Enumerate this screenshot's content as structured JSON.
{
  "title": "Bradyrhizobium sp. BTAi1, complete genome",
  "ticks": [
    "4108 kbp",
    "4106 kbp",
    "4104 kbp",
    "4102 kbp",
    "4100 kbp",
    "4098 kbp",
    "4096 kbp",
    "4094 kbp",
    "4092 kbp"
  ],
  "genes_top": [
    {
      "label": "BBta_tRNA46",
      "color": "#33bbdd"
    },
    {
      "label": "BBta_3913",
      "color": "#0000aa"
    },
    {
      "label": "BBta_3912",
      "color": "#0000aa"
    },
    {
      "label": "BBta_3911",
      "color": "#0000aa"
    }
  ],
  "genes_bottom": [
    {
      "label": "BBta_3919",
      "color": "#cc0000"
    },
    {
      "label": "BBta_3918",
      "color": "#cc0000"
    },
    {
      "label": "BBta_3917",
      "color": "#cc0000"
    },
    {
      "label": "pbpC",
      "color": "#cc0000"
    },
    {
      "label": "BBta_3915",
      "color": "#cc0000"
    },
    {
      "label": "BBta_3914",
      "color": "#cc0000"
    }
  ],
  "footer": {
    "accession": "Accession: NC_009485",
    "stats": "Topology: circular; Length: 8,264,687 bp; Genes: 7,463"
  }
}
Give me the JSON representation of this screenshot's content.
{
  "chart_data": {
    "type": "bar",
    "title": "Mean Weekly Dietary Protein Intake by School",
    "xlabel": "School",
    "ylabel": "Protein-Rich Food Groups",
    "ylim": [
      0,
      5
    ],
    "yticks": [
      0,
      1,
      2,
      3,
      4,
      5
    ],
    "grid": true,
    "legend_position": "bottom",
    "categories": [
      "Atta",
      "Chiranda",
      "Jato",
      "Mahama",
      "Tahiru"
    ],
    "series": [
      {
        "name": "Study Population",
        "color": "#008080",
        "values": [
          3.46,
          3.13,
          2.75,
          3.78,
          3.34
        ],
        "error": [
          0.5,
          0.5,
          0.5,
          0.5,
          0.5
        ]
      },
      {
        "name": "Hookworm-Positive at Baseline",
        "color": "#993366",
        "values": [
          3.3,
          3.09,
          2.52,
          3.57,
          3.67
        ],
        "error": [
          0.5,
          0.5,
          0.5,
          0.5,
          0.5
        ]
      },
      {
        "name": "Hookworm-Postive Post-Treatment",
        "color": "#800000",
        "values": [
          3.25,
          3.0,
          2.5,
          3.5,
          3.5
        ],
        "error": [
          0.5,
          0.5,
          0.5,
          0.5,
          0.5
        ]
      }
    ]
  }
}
##############################
• Problem: Transcribe each line of the material without any alteration.

• Solution for this exercise:
Enumerate this screenshot's content as structured JSON.
{
  "title": "Bradyrhizobium sp. BTAi1, complete genome",
  "ticks": [
    "4108 kbp",
    "4106 kbp",
    "4104 kbp",
    "4102 kbp",
    "4100 kbp",
    "4098 kbp",
    "4096 kbp",
    "4094 kbp",
    "4092 kbp"
  ],
  "genes_top": [
    {
      "label": "BBta_tRNA46",
      "color": "#33bbdd"
    },
    {
      "label": "BBta_3913",
      "color": "#0000aa"
    },
    {
      "label": "BBta_3912",
      "color": "#0000aa"
    },
    {
      "label": "BBta_3911",
      "color": "#0000aa"
    }
  ],
  "genes_bottom": [
    {
      "label": "BBta_3919",
      "color": "#cc0000"
    },
    {
      "label": "BBta_3918",
      "color": "#cc0000"
    },
    {
      "label": "BBta_3917",
      "color": "#cc0000"
    },
    {
      "label": "pbpC",
      "color": "#cc0000"
    },
    {
      "label": "BBta_3915",
      "color": "#cc0000"
    },
    {
      "label": "BBta_3914",
      "color": "#cc0000"
    }
  ],
  "footer": {
    "accession": "Accession: NC_009485",
    "stats": "Topology: circular; Length: 8,264,687 bp; Genes: 7,463"
  }
}
Give me the JSON representation of this screenshot's content.
{
  "chart_data": {
    "type": "bar",
    "title": "Mean Weekly Dietary Protein Intake by School",
    "xlabel": "School",
    "ylabel": "Protein-Rich Food Groups",
    "ylim": [
      0,
      5
    ],
    "yticks": [
      0,
      1,
      2,
      3,
      4,
      5
    ],
    "grid": true,
    "legend_position": "bottom",
    "categories": [
      "Atta",
      "Chiranda",
      "Jato",
      "Mahama",
      "Tahiru"
    ],
    "series": [
      {
        "name": "Study Population",
        "color": "#008080",
        "values": [
          3.46,
          3.13,
          2.75,
          3.78,
          3.34
        ],
        "error": [
          0.5,
          0.5,
          0.5,
          0.5,
          0.5
        ]
      },
      {
        "name": "Hookworm-Positive at Baseline",
        "color": "#993366",
        "values": [
          3.3,
          3.09,
          2.52,
          3.57,
          3.67
        ],
        "error": [
          0.5,
          0.5,
          0.5,
          0.5,
          0.5
        ]
      },
      {
        "name": "Hookworm-Postive Post-Treatment",
        "color": "#800000",
        "values": [
          3.25,
          3.0,
          2.5,
          3.5,
          3.5
        ],
        "error": [
          0.5,
          0.5,
          0.5,
          0.5,
          0.5
        ]
      }
    ]
  }
}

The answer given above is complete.